Without including any pictures, copy each entry below exactly.

[Collected data]
════════

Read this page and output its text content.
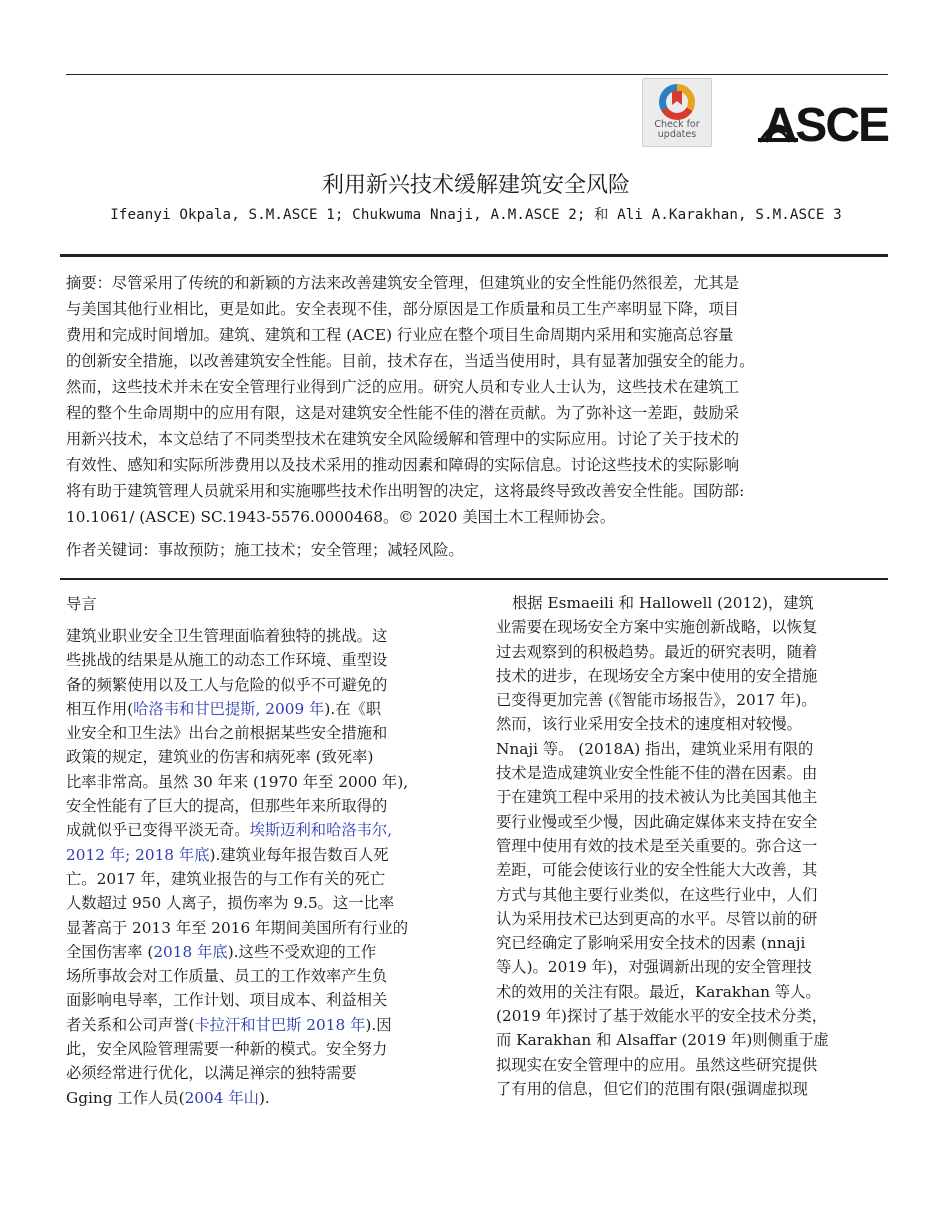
Check for
updates	ASCE
利用新兴技术缓解建筑安全风险
Ifeanyi Okpala, S.M.ASCE 1; Chukwuma Nnaji, A.M.ASCE 2; 和 Ali A.Karakhan, S.M.ASCE 3
摘要：尽管采用了传统的和新颖的方法来改善建筑安全管理，但建筑业的安全性能仍然很差，尤其是
与美国其他行业相比，更是如此。安全表现不佳，部分原因是工作质量和员工生产率明显下降，项目
费用和完成时间增加。建筑、建筑和工程 (ACE) 行业应在整个项目生命周期内采用和实施高总容量
的创新安全措施，以改善建筑安全性能。目前，技术存在，当适当使用时，具有显著加强安全的能力。
然而，这些技术并未在安全管理行业得到广泛的应用。研究人员和专业人士认为，这些技术在建筑工
程的整个生命周期中的应用有限，这是对建筑安全性能不佳的潜在贡献。为了弥补这一差距，鼓励采
用新兴技术，本文总结了不同类型技术在建筑安全风险缓解和管理中的实际应用。讨论了关于技术的
有效性、感知和实际所涉费用以及技术采用的推动因素和障碍的实际信息。讨论这些技术的实际影响
将有助于建筑管理人员就采用和实施哪些技术作出明智的决定，这将最终导致改善安全性能。国防部:
10.1061/ (ASCE) SC.1943-5576.0000468。© 2020 美国土木工程师协会。
作者关键词：事故预防；施工技术；安全管理；减轻风险。
导言
建筑业职业安全卫生管理面临着独特的挑战。这
些挑战的结果是从施工的动态工作环境、重型设
备的频繁使用以及工人与危险的似乎不可避免的
相互作用(哈洛韦和甘巴提斯, 2009 年).在《职
业安全和卫生法》出台之前根据某些安全措施和
政策的规定，建筑业的伤害和病死率 (致死率)
比率非常高。虽然 30 年来 (1970 年至 2000 年),
安全性能有了巨大的提高，但那些年来所取得的
成就似乎已变得平淡无奇。埃斯迈利和哈洛韦尔,
2012 年; 2018 年底).建筑业每年报告数百人死
亡。2017 年，建筑业报告的与工作有关的死亡
人数超过 950 人离子，损伤率为 9.5。这一比率
显著高于 2013 年至 2016 年期间美国所有行业的
全国伤害率 (2018 年底).这些不受欢迎的工作
场所事故会对工作质量、员工的工作效率产生负
面影响电导率，工作计划、项目成本、利益相关
者关系和公司声誉(卡拉汗和甘巴斯 2018 年).因
此，安全风险管理需要一种新的模式。安全努力
必须经常进行优化，以满足禅宗的独特需要
Gging 工作人员(2004 年山).
根据 Esmaeili 和 Hallowell (2012)，建筑
业需要在现场安全方案中实施创新战略，以恢复
过去观察到的积极趋势。最近的研究表明，随着
技术的进步，在现场安全方案中使用的安全措施
已变得更加完善 (《智能市场报告》，2017 年)。
然而，该行业采用安全技术的速度相对较慢。
Nnaji 等。 (2018A) 指出，建筑业采用有限的
技术是造成建筑业安全性能不佳的潜在因素。由
于在建筑工程中采用的技术被认为比美国其他主
要行业慢或至少慢，因此确定媒体来支持在安全
管理中使用有效的技术是至关重要的。弥合这一
差距，可能会使该行业的安全性能大大改善，其
方式与其他主要行业类似，在这些行业中，人们
认为采用技术已达到更高的水平。尽管以前的研
究已经确定了影响采用安全技术的因素 (nnaji
等人)。2019 年)，对强调新出现的安全管理技
术的效用的关注有限。最近，Karakhan 等人。
(2019 年)探讨了基于效能水平的安全技术分类，
而 Karakhan 和 Alsaffar (2019 年)则侧重于虚
拟现实在安全管理中的应用。虽然这些研究提供
了有用的信息，但它们的范围有限(强调虚拟现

════════

**EXERCISE ANSWER:**
Read this page and output its text content.
Check for
updates	ASCE
利用新兴技术缓解建筑安全风险
Ifeanyi Okpala, S.M.ASCE 1; Chukwuma Nnaji, A.M.ASCE 2; 和 Ali A.Karakhan, S.M.ASCE 3
摘要：尽管采用了传统的和新颖的方法来改善建筑安全管理，但建筑业的安全性能仍然很差，尤其是
与美国其他行业相比，更是如此。安全表现不佳，部分原因是工作质量和员工生产率明显下降，项目
费用和完成时间增加。建筑、建筑和工程 (ACE) 行业应在整个项目生命周期内采用和实施高总容量
的创新安全措施，以改善建筑安全性能。目前，技术存在，当适当使用时，具有显著加强安全的能力。
然而，这些技术并未在安全管理行业得到广泛的应用。研究人员和专业人士认为，这些技术在建筑工
程的整个生命周期中的应用有限，这是对建筑安全性能不佳的潜在贡献。为了弥补这一差距，鼓励采
用新兴技术，本文总结了不同类型技术在建筑安全风险缓解和管理中的实际应用。讨论了关于技术的
有效性、感知和实际所涉费用以及技术采用的推动因素和障碍的实际信息。讨论这些技术的实际影响
将有助于建筑管理人员就采用和实施哪些技术作出明智的决定，这将最终导致改善安全性能。国防部:
10.1061/ (ASCE) SC.1943-5576.0000468。© 2020 美国土木工程师协会。
作者关键词：事故预防；施工技术；安全管理；减轻风险。
导言
建筑业职业安全卫生管理面临着独特的挑战。这
些挑战的结果是从施工的动态工作环境、重型设
备的频繁使用以及工人与危险的似乎不可避免的
相互作用(哈洛韦和甘巴提斯, 2009 年).在《职
业安全和卫生法》出台之前根据某些安全措施和
政策的规定，建筑业的伤害和病死率 (致死率)
比率非常高。虽然 30 年来 (1970 年至 2000 年),
安全性能有了巨大的提高，但那些年来所取得的
成就似乎已变得平淡无奇。埃斯迈利和哈洛韦尔,
2012 年; 2018 年底).建筑业每年报告数百人死
亡。2017 年，建筑业报告的与工作有关的死亡
人数超过 950 人离子，损伤率为 9.5。这一比率
显著高于 2013 年至 2016 年期间美国所有行业的
全国伤害率 (2018 年底).这些不受欢迎的工作
场所事故会对工作质量、员工的工作效率产生负
面影响电导率，工作计划、项目成本、利益相关
者关系和公司声誉(卡拉汗和甘巴斯 2018 年).因
此，安全风险管理需要一种新的模式。安全努力
必须经常进行优化，以满足禅宗的独特需要
Gging 工作人员(2004 年山).
根据 Esmaeili 和 Hallowell (2012)，建筑
业需要在现场安全方案中实施创新战略，以恢复
过去观察到的积极趋势。最近的研究表明，随着
技术的进步，在现场安全方案中使用的安全措施
已变得更加完善 (《智能市场报告》，2017 年)。
然而，该行业采用安全技术的速度相对较慢。
Nnaji 等。 (2018A) 指出，建筑业采用有限的
技术是造成建筑业安全性能不佳的潜在因素。由
于在建筑工程中采用的技术被认为比美国其他主
要行业慢或至少慢，因此确定媒体来支持在安全
管理中使用有效的技术是至关重要的。弥合这一
差距，可能会使该行业的安全性能大大改善，其
方式与其他主要行业类似，在这些行业中，人们
认为采用技术已达到更高的水平。尽管以前的研
究已经确定了影响采用安全技术的因素 (nnaji
等人)。2019 年)，对强调新出现的安全管理技
术的效用的关注有限。最近，Karakhan 等人。
(2019 年)探讨了基于效能水平的安全技术分类，
而 Karakhan 和 Alsaffar (2019 年)则侧重于虚
拟现实在安全管理中的应用。虽然这些研究提供
了有用的信息，但它们的范围有限(强调虚拟现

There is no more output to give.